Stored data
begin
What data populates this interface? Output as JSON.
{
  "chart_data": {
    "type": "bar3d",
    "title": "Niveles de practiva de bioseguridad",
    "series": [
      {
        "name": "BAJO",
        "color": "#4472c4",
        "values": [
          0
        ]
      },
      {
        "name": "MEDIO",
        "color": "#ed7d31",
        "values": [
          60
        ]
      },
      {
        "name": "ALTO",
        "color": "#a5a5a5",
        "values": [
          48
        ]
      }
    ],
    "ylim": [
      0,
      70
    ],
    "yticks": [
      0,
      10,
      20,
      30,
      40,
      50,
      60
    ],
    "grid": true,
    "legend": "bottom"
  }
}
end
### [EXERCISE GOAL]
Give all the entries again exactly; leave none out.

### [REPLY]
What data populates this interface? Output as JSON.
{
  "chart_data": {
    "type": "bar3d",
    "title": "Niveles de practiva de bioseguridad",
    "series": [
      {
        "name": "BAJO",
        "color": "#4472c4",
        "values": [
          0
        ]
      },
      {
        "name": "MEDIO",
        "color": "#ed7d31",
        "values": [
          60
        ]
      },
      {
        "name": "ALTO",
        "color": "#a5a5a5",
        "values": [
          48
        ]
      }
    ],
    "ylim": [
      0,
      70
    ],
    "yticks": [
      0,
      10,
      20,
      30,
      40,
      50,
      60
    ],
    "grid": true,
    "legend": "bottom"
  }
}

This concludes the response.